▸ What is required: Reproduce the listing below without changes, except that pictures are left out.

▸ Source material:
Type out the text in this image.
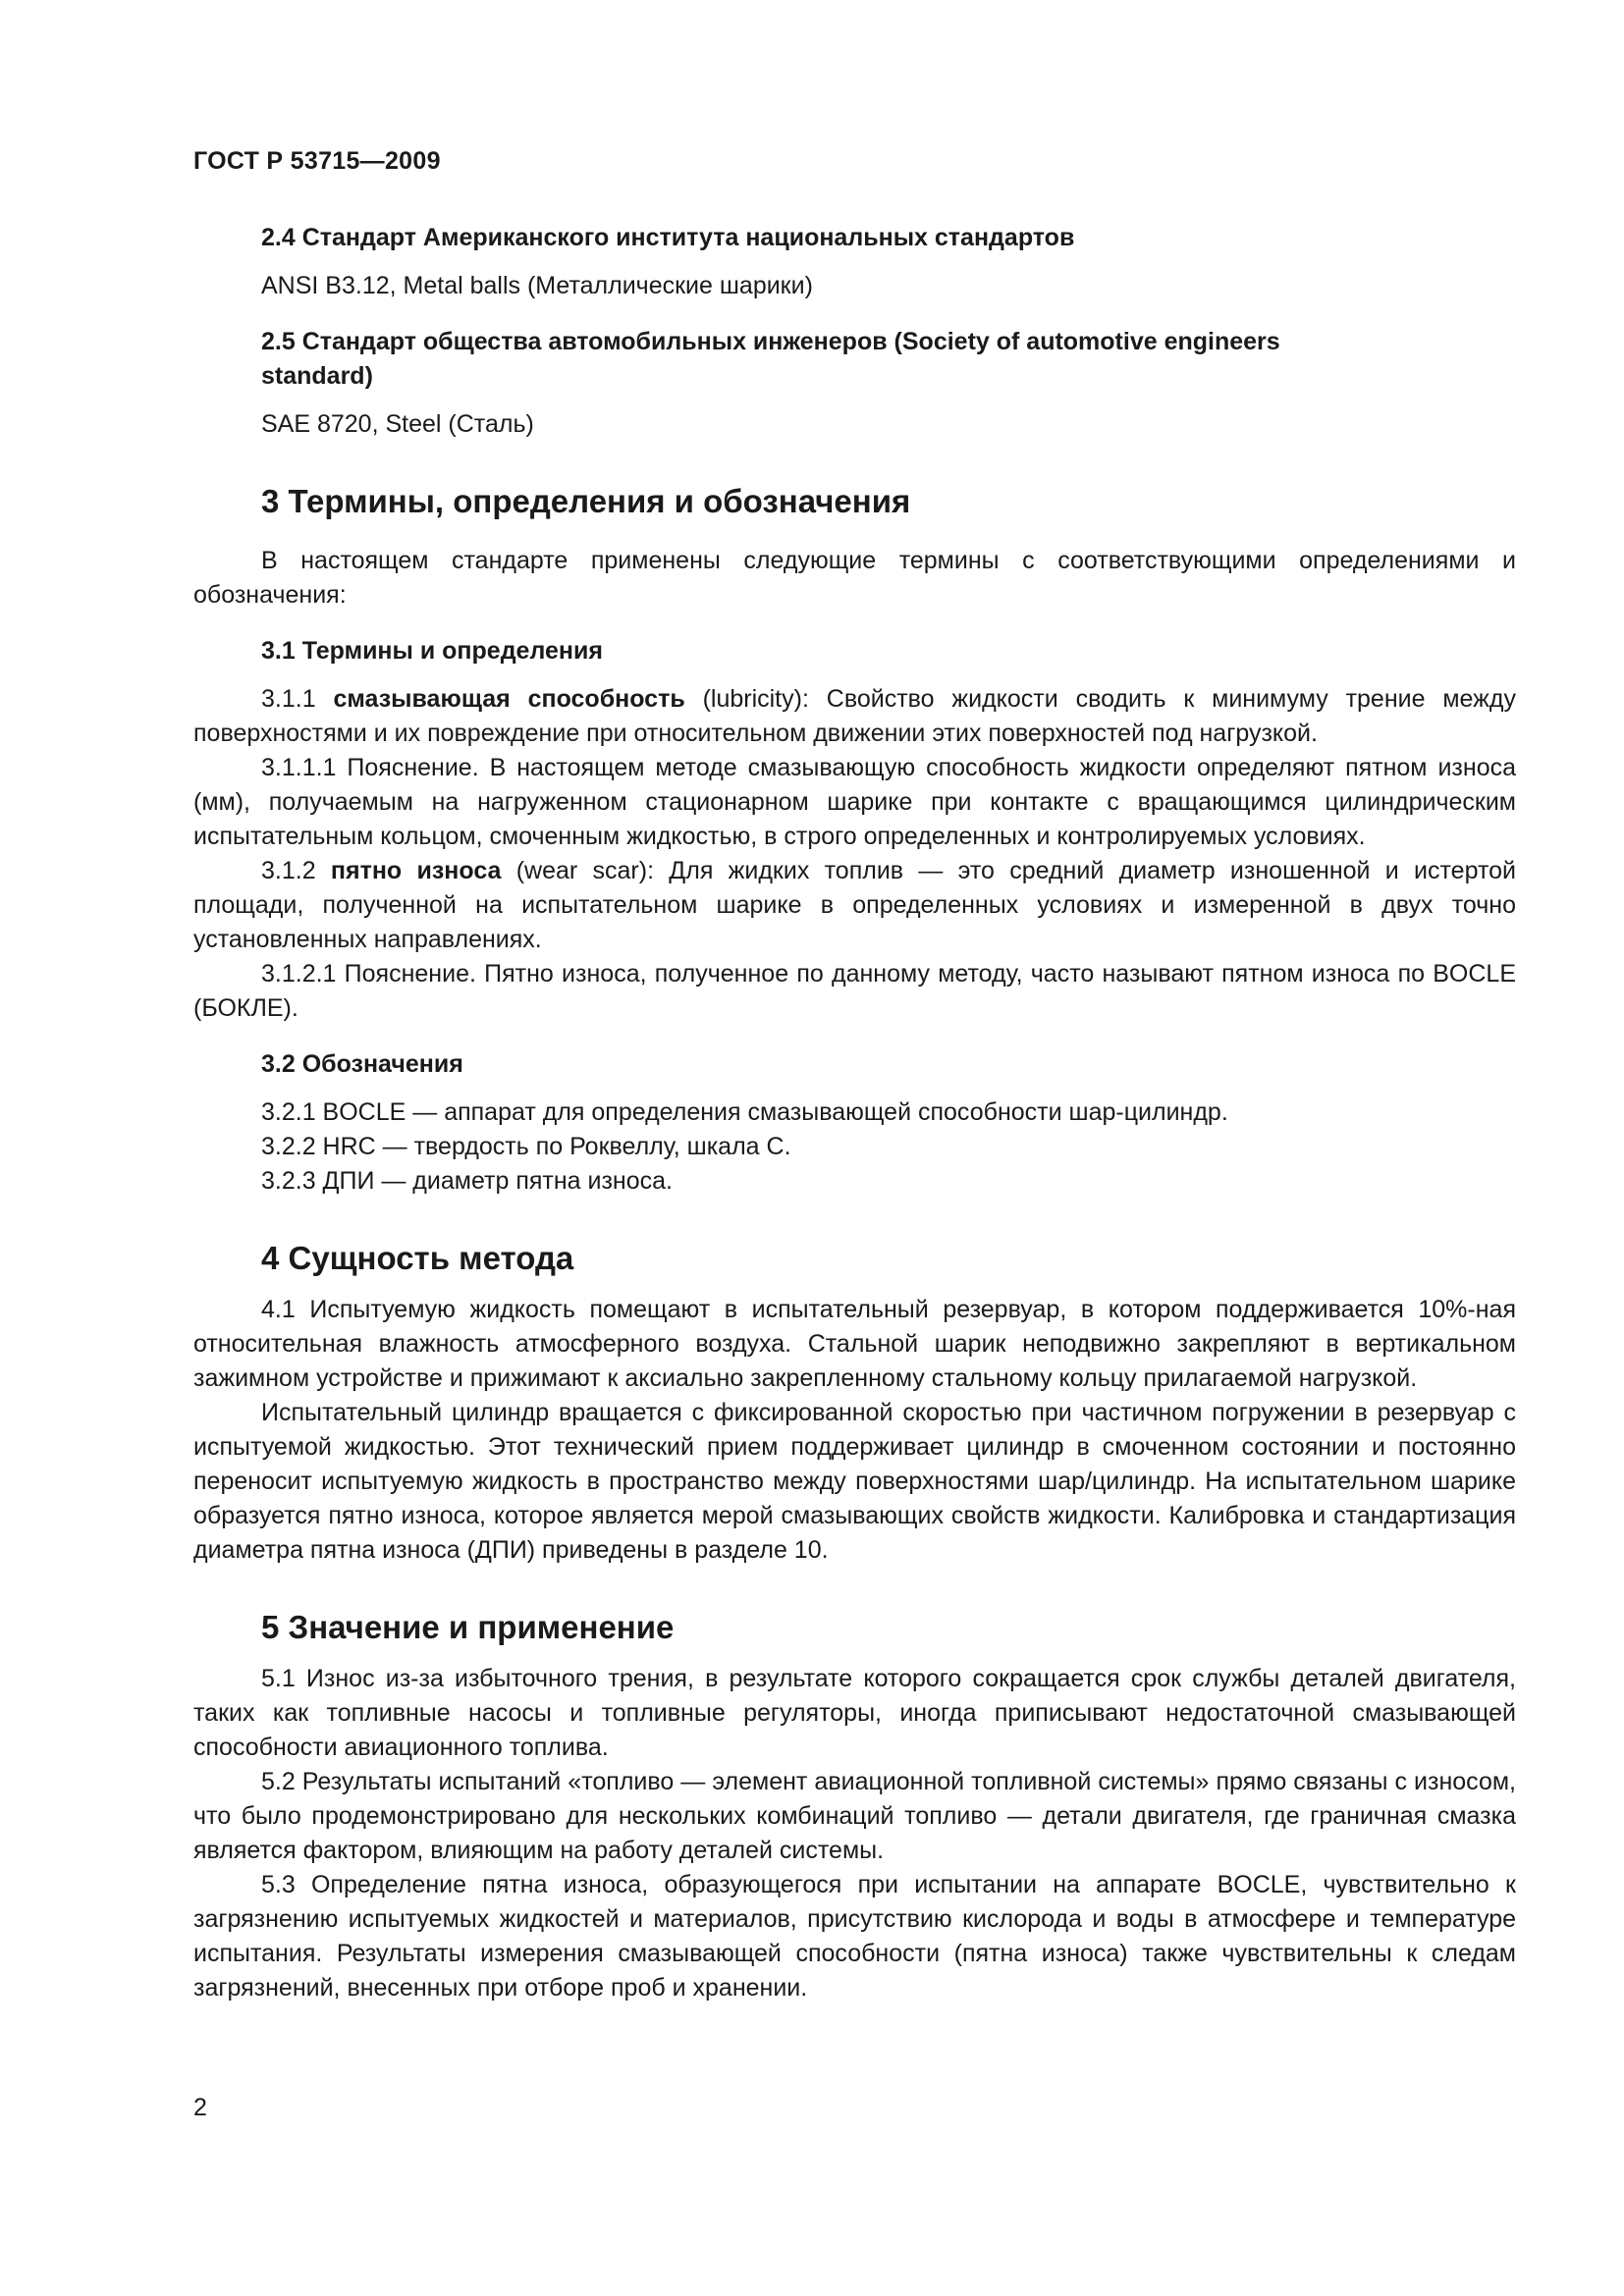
ГОСТ Р 53715—2009

2.4 Стандарт Американского института национальных стандартов

ANSI B3.12, Metal balls (Металлические шарики)

2.5 Стандарт общества автомобильных инженеров (Society of automotive engineers

standard)

SAE 8720, Steel (Сталь)

3 Термины, определения и обозначения

В настоящем стандарте применены следующие термины с соответствующими определениями и обозначения:

3.1 Термины и определения

3.1.1 смазывающая способность (lubricity): Свойство жидкости сводить к минимуму трение между поверхностями и их повреждение при относительном движении этих поверхностей под нагрузкой.

3.1.1.1 Пояснение. В настоящем методе смазывающую способность жидкости определяют пятном износа (мм), получаемым на нагруженном стационарном шарике при контакте с вращающимся цилиндрическим испытательным кольцом, смоченным жидкостью, в строго определенных и контролируемых условиях.

3.1.2 пятно износа (wear scar): Для жидких топлив — это средний диаметр изношенной и истертой площади, полученной на испытательном шарике в определенных условиях и измеренной в двух точно установленных направлениях.

3.1.2.1 Пояснение. Пятно износа, полученное по данному методу, часто называют пятном износа по BOCLE (БОКЛЕ).

3.2 Обозначения

3.2.1 BOCLE — аппарат для определения смазывающей способности шар-цилиндр.

3.2.2 HRC — твердость по Роквеллу, шкала С.

3.2.3 ДПИ — диаметр пятна износа.

4 Сущность метода

4.1 Испытуемую жидкость помещают в испытательный резервуар, в котором поддерживается 10%-ная относительная влажность атмосферного воздуха. Стальной шарик неподвижно закрепляют в вертикальном зажимном устройстве и прижимают к аксиально закрепленному стальному кольцу прилагаемой нагрузкой.

Испытательный цилиндр вращается с фиксированной скоростью при частичном погружении в резервуар с испытуемой жидкостью. Этот технический прием поддерживает цилиндр в смоченном состоянии и постоянно переносит испытуемую жидкость в пространство между поверхностями шар/цилиндр. На испытательном шарике образуется пятно износа, которое является мерой смазывающих свойств жидкости. Калибровка и стандартизация диаметра пятна износа (ДПИ) приведены в разделе 10.

5 Значение и применение

5.1 Износ из-за избыточного трения, в результате которого сокращается срок службы деталей двигателя, таких как топливные насосы и топливные регуляторы, иногда приписывают недостаточной смазывающей способности авиационного топлива.

5.2 Результаты испытаний «топливо — элемент авиационной топливной системы» прямо связаны с износом, что было продемонстрировано для нескольких комбинаций топливо — детали двигателя, где граничная смазка является фактором, влияющим на работу деталей системы.

5.3 Определение пятна износа, образующегося при испытании на аппарате BOCLE, чувствительно к загрязнению испытуемых жидкостей и материалов, присутствию кислорода и воды в атмосфере и температуре испытания. Результаты измерения смазывающей способности (пятна износа) также чувствительны к следам загрязнений, внесенных при отборе проб и хранении.

2
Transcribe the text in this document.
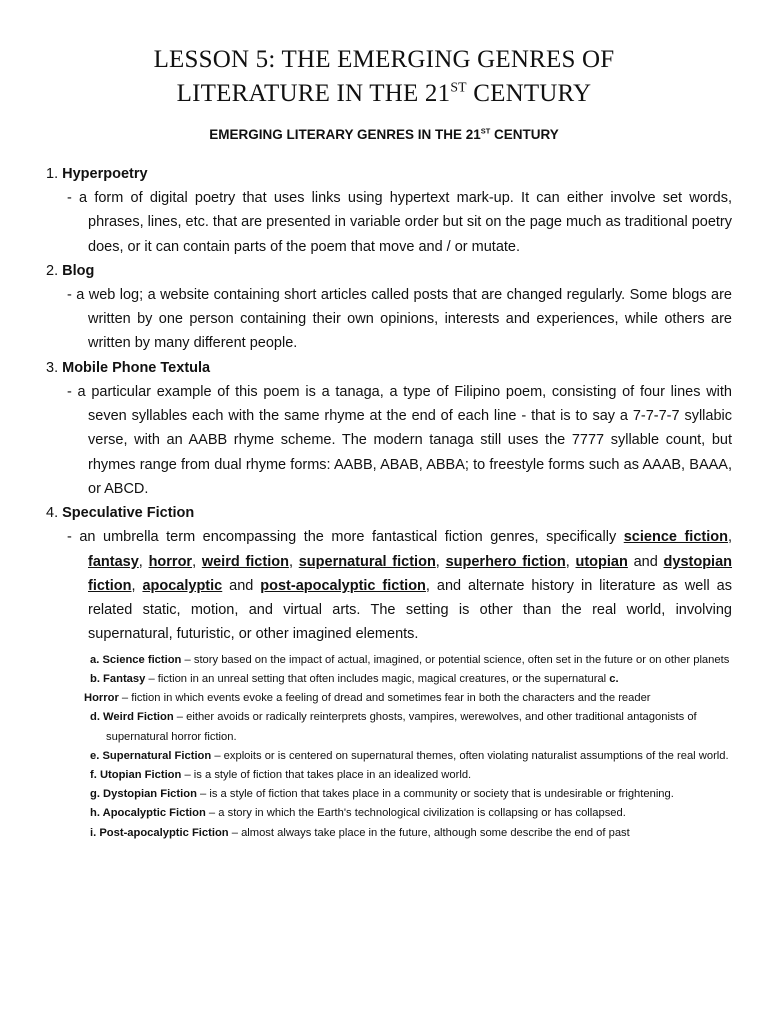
LESSON 5: THE EMERGING GENRES OF
LITERATURE IN THE 21ST CENTURY
EMERGING LITERARY GENRES IN THE 21ST CENTURY
1. Hyperpoetry

- a form of digital poetry that uses links using hypertext mark-up. It can either involve set words, phrases, lines, etc. that are presented in variable order but sit on the page much as traditional poetry does, or it can contain parts of the poem that move and / or mutate.

2. Blog

- a web log; a website containing short articles called posts that are changed regularly. Some blogs are written by one person containing their own opinions, interests and experiences, while others are written by many different people.

3. Mobile Phone Textula

- a particular example of this poem is a tanaga, a type of Filipino poem, consisting of four lines with seven syllables each with the same rhyme at the end of each line - that is to say a 7-7-7-7 syllabic verse, with an AABB rhyme scheme. The modern tanaga still uses the 7777 syllable count, but rhymes range from dual rhyme forms: AABB, ABAB, ABBA; to freestyle forms such as AAAB, BAAA, or ABCD.

4. Speculative Fiction

- an umbrella term encompassing the more fantastical fiction genres, specifically science fiction, fantasy, horror, weird fiction, supernatural fiction, superhero fiction, utopian and dystopian fiction, apocalyptic and post-apocalyptic fiction, and alternate history in literature as well as related static, motion, and virtual arts. The setting is other than the real world, involving supernatural, futuristic, or other imagined elements.

a. Science fiction – story based on the impact of actual, imagined, or potential science, often set in the future or on other planets

b. Fantasy – fiction in an unreal setting that often includes magic, magical creatures, or the supernatural c.

Horror – fiction in which events evoke a feeling of dread and sometimes fear in both the characters and the reader

d. Weird Fiction – either avoids or radically reinterprets ghosts, vampires, werewolves, and other traditional antagonists of supernatural horror fiction.

e. Supernatural Fiction – exploits or is centered on supernatural themes, often violating naturalist assumptions of the real world.

f. Utopian Fiction – is a style of fiction that takes place in an idealized world.

g. Dystopian Fiction – is a style of fiction that takes place in a community or society that is undesirable or frightening.

h. Apocalyptic Fiction – a story in which the Earth's technological civilization is collapsing or has collapsed.

i. Post-apocalyptic Fiction – almost always take place in the future, although some describe the end of past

▸ Solution to this problem:
Type out the text in this image.
ГОСТ Р 53715—2009

2.4 Стандарт Американского института национальных стандартов

ANSI B3.12, Metal balls (Металлические шарики)

2.5 Стандарт общества автомобильных инженеров (Society of automotive engineers

standard)

SAE 8720, Steel (Сталь)

3 Термины, определения и обозначения

В настоящем стандарте применены следующие термины с соответствующими определениями и обозначения:

3.1 Термины и определения

3.1.1 смазывающая способность (lubricity): Свойство жидкости сводить к минимуму трение между поверхностями и их повреждение при относительном движении этих поверхностей под нагрузкой.

3.1.1.1 Пояснение. В настоящем методе смазывающую способность жидкости определяют пятном износа (мм), получаемым на нагруженном стационарном шарике при контакте с вращающимся цилиндрическим испытательным кольцом, смоченным жидкостью, в строго определенных и контролируемых условиях.

3.1.2 пятно износа (wear scar): Для жидких топлив — это средний диаметр изношенной и истертой площади, полученной на испытательном шарике в определенных условиях и измеренной в двух точно установленных направлениях.

3.1.2.1 Пояснение. Пятно износа, полученное по данному методу, часто называют пятном износа по BOCLE (БОКЛЕ).

3.2 Обозначения

3.2.1 BOCLE — аппарат для определения смазывающей способности шар-цилиндр.

3.2.2 HRC — твердость по Роквеллу, шкала С.

3.2.3 ДПИ — диаметр пятна износа.

4 Сущность метода

4.1 Испытуемую жидкость помещают в испытательный резервуар, в котором поддерживается 10%-ная относительная влажность атмосферного воздуха. Стальной шарик неподвижно закрепляют в вертикальном зажимном устройстве и прижимают к аксиально закрепленному стальному кольцу прилагаемой нагрузкой.

Испытательный цилиндр вращается с фиксированной скоростью при частичном погружении в резервуар с испытуемой жидкостью. Этот технический прием поддерживает цилиндр в смоченном состоянии и постоянно переносит испытуемую жидкость в пространство между поверхностями шар/цилиндр. На испытательном шарике образуется пятно износа, которое является мерой смазывающих свойств жидкости. Калибровка и стандартизация диаметра пятна износа (ДПИ) приведены в разделе 10.

5 Значение и применение

5.1 Износ из-за избыточного трения, в результате которого сокращается срок службы деталей двигателя, таких как топливные насосы и топливные регуляторы, иногда приписывают недостаточной смазывающей способности авиационного топлива.

5.2 Результаты испытаний «топливо — элемент авиационной топливной системы» прямо связаны с износом, что было продемонстрировано для нескольких комбинаций топливо — детали двигателя, где граничная смазка является фактором, влияющим на работу деталей системы.

5.3 Определение пятна износа, образующегося при испытании на аппарате BOCLE, чувствительно к загрязнению испытуемых жидкостей и материалов, присутствию кислорода и воды в атмосфере и температуре испытания. Результаты измерения смазывающей способности (пятна износа) также чувствительны к следам загрязнений, внесенных при отборе проб и хранении.

2
Transcribe the text in this document.
LESSON 5: THE EMERGING GENRES OF
LITERATURE IN THE 21ST CENTURY
EMERGING LITERARY GENRES IN THE 21ST CENTURY
1. Hyperpoetry

- a form of digital poetry that uses links using hypertext mark-up. It can either involve set words, phrases, lines, etc. that are presented in variable order but sit on the page much as traditional poetry does, or it can contain parts of the poem that move and / or mutate.

2. Blog

- a web log; a website containing short articles called posts that are changed regularly. Some blogs are written by one person containing their own opinions, interests and experiences, while others are written by many different people.

3. Mobile Phone Textula

- a particular example of this poem is a tanaga, a type of Filipino poem, consisting of four lines with seven syllables each with the same rhyme at the end of each line - that is to say a 7-7-7-7 syllabic verse, with an AABB rhyme scheme. The modern tanaga still uses the 7777 syllable count, but rhymes range from dual rhyme forms: AABB, ABAB, ABBA; to freestyle forms such as AAAB, BAAA, or ABCD.

4. Speculative Fiction

- an umbrella term encompassing the more fantastical fiction genres, specifically science fiction, fantasy, horror, weird fiction, supernatural fiction, superhero fiction, utopian and dystopian fiction, apocalyptic and post-apocalyptic fiction, and alternate history in literature as well as related static, motion, and virtual arts. The setting is other than the real world, involving supernatural, futuristic, or other imagined elements.

a. Science fiction – story based on the impact of actual, imagined, or potential science, often set in the future or on other planets

b. Fantasy – fiction in an unreal setting that often includes magic, magical creatures, or the supernatural c.

Horror – fiction in which events evoke a feeling of dread and sometimes fear in both the characters and the reader

d. Weird Fiction – either avoids or radically reinterprets ghosts, vampires, werewolves, and other traditional antagonists of supernatural horror fiction.

e. Supernatural Fiction – exploits or is centered on supernatural themes, often violating naturalist assumptions of the real world.

f. Utopian Fiction – is a style of fiction that takes place in an idealized world.

g. Dystopian Fiction – is a style of fiction that takes place in a community or society that is undesirable or frightening.

h. Apocalyptic Fiction – a story in which the Earth's technological civilization is collapsing or has collapsed.

i. Post-apocalyptic Fiction – almost always take place in the future, although some describe the end of past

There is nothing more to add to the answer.